▶ Task goal:
Leave out the images; return the rest of the data exactly.

▶ Material to process:
— begin —

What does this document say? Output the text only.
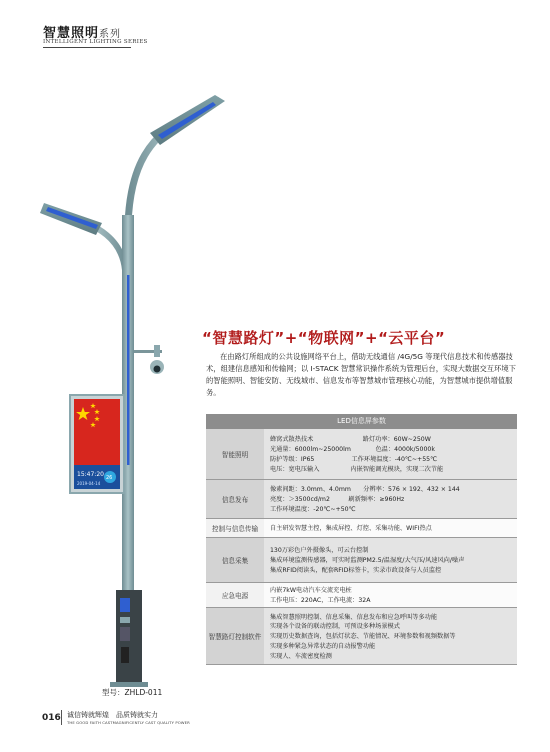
智慧照明系列
INTELLIGENT LIGHTING SERIES
15:47:20
2019-04-14
26
“智慧路灯”+“物联网”+“云平台”
在由路灯所组成的公共设施网络平台上，借助无线通信 /4G/5G 等现代信息技术和传感器技术，组建信息感知和传输网；以 I-STACK 智慧常识操作系统为管理后台，实现大数据交互环境下的智能照明、智能安防、无线城市、信息发布等智慧城市管理核心功能，为智慧城市提供增值服务。
LED信息屏参数
智能照明
蜂窝式散热技术　　　　　　　　路灯功率：60W~250W
光通量：6000lm~25000lm　　　　色温：4000k/5000k
防护等级：IP65　　　　　　工作环境温度：-40℃~+55℃
电压：宽电压输入　　　　　内嵌智能调光模块，实现二次节能
信息发布
像素间距：3.0mm、4.0mm　　分辨率：576 × 192、432 × 144
亮度：＞3500cd/m2　　　刷新频率：≥960Hz
工作环境温度：-20℃~+50℃
控制与信息传输	自主研发智慧主控，集成屏控、灯控、采集功能、WIFI热点
信息采集
130万彩色户外摄像头，可云台控制
集成环境监测传感器，可实时监测PM2.5/温湿度/大气压/风速风向/噪声
集成RFID阅读头，配套RFID标签卡，实录市政设备与人员监控
应急电源
内嵌7kW电动汽车交流充电桩
工作电压：220AC，工作电流：32A
智慧路灯控制软件
集成智慧照明控制、信息采集、信息发布和应急呼叫等多功能
实现各个设备的联动控制，可预设多种场景模式
实现历史数据查询，包括灯状态、节能情况、环境参数和视频数据等
实现多种紧急异常状态的自动报警功能
实现人、车流密度检测
型号：ZHLD-011
016 诚信铸就辉煌　品质铸就实力
THE GOOD FAITH CASTMAGNIFICENTLY CAST QUALITY POWER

— end —

▶ Output of the task:
What does this document say? Output the text only.
智慧照明系列
INTELLIGENT LIGHTING SERIES
15:47:20
2019-04-14
26
“智慧路灯”+“物联网”+“云平台”
在由路灯所组成的公共设施网络平台上，借助无线通信 /4G/5G 等现代信息技术和传感器技术，组建信息感知和传输网；以 I-STACK 智慧常识操作系统为管理后台，实现大数据交互环境下的智能照明、智能安防、无线城市、信息发布等智慧城市管理核心功能，为智慧城市提供增值服务。
LED信息屏参数
智能照明
蜂窝式散热技术　　　　　　　　路灯功率：60W~250W
光通量：6000lm~25000lm　　　　色温：4000k/5000k
防护等级：IP65　　　　　　工作环境温度：-40℃~+55℃
电压：宽电压输入　　　　　内嵌智能调光模块，实现二次节能
信息发布
像素间距：3.0mm、4.0mm　　分辨率：576 × 192、432 × 144
亮度：＞3500cd/m2　　　刷新频率：≥960Hz
工作环境温度：-20℃~+50℃
控制与信息传输	自主研发智慧主控，集成屏控、灯控、采集功能、WIFI热点
信息采集
130万彩色户外摄像头，可云台控制
集成环境监测传感器，可实时监测PM2.5/温湿度/大气压/风速风向/噪声
集成RFID阅读头，配套RFID标签卡，实录市政设备与人员监控
应急电源
内嵌7kW电动汽车交流充电桩
工作电压：220AC，工作电流：32A
智慧路灯控制软件
集成智慧照明控制、信息采集、信息发布和应急呼叫等多功能
实现各个设备的联动控制，可预设多种场景模式
实现历史数据查询，包括灯状态、节能情况、环境参数和视频数据等
实现多种紧急异常状态的自动报警功能
实现人、车流密度检测
型号：ZHLD-011
016 诚信铸就辉煌　品质铸就实力
THE GOOD FAITH CASTMAGNIFICENTLY CAST QUALITY POWER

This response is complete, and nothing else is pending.